## Provided records

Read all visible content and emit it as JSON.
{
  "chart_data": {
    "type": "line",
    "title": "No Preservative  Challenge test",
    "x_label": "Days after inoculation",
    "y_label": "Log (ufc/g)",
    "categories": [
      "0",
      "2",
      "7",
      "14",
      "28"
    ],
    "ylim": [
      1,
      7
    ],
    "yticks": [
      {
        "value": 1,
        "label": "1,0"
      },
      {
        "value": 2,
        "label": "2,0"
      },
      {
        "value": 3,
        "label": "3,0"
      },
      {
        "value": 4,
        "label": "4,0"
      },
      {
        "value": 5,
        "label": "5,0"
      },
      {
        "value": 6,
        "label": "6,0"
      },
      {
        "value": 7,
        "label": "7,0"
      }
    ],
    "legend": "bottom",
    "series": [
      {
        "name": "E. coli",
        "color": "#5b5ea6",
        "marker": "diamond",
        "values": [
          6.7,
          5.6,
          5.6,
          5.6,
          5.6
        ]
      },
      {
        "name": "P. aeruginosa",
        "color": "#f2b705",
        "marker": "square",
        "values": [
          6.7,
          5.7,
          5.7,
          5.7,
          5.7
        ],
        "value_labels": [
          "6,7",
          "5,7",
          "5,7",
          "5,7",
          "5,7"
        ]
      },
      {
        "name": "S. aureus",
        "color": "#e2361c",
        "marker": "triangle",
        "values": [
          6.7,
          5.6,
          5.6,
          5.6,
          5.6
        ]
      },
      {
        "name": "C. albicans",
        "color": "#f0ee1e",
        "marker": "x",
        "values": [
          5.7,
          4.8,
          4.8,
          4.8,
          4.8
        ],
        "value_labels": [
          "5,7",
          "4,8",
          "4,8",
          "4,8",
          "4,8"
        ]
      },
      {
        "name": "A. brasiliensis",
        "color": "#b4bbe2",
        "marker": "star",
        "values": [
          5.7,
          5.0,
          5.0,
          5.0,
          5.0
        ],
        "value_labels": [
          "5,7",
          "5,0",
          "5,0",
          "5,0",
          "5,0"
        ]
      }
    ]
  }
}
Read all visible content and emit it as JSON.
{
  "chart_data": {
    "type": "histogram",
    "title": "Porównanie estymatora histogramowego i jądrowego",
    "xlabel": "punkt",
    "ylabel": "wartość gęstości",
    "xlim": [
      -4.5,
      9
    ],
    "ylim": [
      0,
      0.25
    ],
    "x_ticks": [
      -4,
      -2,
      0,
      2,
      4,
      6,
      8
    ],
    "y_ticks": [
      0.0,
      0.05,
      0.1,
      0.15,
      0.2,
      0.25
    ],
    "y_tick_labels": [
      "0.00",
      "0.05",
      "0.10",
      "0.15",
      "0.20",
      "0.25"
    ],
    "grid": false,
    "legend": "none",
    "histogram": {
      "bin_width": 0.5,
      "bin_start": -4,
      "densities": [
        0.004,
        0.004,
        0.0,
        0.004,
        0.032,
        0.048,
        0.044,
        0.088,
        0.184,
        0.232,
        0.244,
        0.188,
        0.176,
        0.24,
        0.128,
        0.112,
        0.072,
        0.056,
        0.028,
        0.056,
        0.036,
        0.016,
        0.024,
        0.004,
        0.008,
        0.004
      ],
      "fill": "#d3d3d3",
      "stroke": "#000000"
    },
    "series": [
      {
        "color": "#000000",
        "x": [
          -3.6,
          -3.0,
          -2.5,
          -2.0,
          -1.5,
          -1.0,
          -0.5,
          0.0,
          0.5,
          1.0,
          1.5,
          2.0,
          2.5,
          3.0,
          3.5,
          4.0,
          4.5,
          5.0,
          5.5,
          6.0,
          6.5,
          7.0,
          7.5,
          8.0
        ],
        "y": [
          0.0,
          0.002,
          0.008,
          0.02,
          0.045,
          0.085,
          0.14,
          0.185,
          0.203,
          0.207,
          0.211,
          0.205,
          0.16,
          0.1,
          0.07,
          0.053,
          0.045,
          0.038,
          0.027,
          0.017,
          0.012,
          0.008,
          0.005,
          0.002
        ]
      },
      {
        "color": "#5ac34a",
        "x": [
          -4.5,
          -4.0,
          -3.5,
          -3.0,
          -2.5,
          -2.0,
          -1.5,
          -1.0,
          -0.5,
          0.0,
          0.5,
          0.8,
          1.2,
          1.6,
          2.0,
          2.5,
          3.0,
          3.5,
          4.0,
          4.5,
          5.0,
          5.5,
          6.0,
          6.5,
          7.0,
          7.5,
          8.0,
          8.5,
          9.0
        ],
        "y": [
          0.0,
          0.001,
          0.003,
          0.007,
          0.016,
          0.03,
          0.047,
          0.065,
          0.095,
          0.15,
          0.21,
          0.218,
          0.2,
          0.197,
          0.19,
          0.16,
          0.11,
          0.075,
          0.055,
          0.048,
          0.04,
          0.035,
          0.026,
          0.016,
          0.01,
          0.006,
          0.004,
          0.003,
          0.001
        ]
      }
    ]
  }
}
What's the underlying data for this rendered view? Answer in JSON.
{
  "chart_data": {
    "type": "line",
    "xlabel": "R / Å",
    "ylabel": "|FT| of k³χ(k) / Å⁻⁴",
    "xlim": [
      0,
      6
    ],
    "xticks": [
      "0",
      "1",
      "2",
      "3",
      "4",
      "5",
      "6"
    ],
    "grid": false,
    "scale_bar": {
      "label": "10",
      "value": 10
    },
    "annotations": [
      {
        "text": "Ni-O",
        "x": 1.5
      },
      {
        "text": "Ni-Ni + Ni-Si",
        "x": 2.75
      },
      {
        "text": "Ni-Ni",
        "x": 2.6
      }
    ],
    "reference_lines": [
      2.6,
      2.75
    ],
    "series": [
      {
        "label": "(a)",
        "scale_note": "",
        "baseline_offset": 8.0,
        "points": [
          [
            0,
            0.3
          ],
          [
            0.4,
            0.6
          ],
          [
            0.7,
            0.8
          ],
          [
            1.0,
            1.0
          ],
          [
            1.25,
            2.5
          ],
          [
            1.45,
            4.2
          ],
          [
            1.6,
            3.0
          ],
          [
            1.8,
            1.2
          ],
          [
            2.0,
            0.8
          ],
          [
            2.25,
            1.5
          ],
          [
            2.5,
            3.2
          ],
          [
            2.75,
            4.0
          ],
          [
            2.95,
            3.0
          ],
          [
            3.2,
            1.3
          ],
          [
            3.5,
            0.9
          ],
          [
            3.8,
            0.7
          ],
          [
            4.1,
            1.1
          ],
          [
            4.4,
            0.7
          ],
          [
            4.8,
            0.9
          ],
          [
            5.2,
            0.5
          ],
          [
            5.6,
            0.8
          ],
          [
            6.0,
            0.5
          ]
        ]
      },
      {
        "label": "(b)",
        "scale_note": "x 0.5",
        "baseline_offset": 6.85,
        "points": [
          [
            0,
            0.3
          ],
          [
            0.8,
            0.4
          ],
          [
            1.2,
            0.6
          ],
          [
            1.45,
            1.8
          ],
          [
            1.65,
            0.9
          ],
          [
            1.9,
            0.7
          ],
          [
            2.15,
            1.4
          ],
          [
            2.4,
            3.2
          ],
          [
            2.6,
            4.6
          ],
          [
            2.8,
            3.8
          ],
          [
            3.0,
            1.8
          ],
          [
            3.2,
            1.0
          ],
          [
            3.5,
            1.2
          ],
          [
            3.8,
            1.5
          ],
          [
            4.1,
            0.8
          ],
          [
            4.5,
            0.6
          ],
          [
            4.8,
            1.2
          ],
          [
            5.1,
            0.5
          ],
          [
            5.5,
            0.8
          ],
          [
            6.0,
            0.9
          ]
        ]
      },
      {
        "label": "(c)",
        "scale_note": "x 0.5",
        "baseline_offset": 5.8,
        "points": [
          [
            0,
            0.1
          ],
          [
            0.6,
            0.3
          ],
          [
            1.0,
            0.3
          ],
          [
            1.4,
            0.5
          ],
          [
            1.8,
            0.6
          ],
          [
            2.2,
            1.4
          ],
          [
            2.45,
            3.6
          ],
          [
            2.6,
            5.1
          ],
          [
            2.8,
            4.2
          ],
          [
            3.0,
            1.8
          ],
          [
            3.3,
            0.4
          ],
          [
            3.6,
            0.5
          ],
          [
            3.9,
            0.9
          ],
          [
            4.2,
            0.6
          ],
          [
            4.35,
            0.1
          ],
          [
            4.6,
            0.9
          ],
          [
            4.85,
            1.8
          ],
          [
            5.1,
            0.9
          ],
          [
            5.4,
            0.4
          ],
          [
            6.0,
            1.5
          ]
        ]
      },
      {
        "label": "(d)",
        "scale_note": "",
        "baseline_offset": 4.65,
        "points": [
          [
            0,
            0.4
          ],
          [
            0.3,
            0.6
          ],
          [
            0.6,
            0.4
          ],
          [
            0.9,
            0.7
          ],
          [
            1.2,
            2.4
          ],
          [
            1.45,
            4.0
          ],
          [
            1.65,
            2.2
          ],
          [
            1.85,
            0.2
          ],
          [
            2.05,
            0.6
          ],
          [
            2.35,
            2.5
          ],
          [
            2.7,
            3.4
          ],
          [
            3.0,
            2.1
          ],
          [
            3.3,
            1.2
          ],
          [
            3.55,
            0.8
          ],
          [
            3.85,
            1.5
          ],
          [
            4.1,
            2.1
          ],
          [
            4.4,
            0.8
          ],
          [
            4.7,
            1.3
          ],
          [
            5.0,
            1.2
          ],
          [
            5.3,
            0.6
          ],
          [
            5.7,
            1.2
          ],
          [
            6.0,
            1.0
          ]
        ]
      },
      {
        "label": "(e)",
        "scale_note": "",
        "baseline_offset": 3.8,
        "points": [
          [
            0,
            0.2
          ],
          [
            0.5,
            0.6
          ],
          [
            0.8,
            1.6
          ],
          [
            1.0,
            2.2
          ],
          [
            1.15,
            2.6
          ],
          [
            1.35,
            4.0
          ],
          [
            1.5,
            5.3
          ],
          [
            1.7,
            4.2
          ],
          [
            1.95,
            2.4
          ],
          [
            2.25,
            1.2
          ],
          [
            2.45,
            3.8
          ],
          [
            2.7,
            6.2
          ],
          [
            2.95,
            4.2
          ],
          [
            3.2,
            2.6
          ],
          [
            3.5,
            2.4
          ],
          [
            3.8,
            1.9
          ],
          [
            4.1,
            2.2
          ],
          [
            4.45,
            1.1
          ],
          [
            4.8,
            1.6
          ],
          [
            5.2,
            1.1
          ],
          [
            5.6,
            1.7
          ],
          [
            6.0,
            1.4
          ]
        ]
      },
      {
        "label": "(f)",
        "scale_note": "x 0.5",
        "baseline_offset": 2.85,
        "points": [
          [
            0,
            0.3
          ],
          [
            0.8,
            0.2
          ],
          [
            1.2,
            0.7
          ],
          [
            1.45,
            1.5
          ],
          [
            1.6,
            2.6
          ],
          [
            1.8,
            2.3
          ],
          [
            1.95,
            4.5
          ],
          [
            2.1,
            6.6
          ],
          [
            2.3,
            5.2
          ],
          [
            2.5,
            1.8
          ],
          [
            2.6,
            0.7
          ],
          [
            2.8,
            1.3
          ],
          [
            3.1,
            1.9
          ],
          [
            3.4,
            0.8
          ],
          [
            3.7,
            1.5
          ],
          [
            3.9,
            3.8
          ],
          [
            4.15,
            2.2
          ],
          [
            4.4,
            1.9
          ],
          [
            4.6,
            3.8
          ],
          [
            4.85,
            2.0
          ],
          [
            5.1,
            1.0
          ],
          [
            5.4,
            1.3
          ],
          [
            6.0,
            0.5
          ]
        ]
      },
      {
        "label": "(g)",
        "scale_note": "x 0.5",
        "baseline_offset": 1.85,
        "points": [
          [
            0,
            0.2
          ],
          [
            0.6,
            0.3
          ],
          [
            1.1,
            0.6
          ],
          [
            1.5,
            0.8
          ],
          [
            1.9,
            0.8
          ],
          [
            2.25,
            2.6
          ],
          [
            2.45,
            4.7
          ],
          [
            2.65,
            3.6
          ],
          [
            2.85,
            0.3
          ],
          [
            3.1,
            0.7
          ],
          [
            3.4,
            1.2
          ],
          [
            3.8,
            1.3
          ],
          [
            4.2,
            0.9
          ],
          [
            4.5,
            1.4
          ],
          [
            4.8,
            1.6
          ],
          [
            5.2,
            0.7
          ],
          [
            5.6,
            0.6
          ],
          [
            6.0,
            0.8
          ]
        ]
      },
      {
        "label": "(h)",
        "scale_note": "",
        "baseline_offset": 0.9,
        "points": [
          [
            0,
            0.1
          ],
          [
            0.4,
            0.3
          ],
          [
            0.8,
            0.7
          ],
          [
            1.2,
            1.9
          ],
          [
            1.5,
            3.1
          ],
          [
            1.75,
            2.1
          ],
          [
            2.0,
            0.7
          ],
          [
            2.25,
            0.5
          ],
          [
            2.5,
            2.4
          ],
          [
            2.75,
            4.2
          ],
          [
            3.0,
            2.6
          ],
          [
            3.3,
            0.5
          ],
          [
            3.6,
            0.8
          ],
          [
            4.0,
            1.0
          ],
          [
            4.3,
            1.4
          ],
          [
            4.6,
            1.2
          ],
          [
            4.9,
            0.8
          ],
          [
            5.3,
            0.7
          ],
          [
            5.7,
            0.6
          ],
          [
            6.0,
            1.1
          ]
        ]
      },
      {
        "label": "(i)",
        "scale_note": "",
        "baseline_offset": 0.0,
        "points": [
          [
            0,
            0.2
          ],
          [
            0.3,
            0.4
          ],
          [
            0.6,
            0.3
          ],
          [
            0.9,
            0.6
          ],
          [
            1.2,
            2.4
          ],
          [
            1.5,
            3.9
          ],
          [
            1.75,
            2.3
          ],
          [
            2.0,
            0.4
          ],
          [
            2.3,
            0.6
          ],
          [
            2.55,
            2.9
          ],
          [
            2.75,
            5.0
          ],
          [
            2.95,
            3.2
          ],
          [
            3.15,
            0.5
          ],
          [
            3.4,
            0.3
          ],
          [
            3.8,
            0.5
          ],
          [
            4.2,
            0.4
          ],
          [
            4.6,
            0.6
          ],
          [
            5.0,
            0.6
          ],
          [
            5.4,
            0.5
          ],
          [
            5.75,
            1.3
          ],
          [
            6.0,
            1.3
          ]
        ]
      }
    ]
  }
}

## Set problem
How many lines in the records hold the string "ylabel"? Reply with the number alone.

## Answer below
2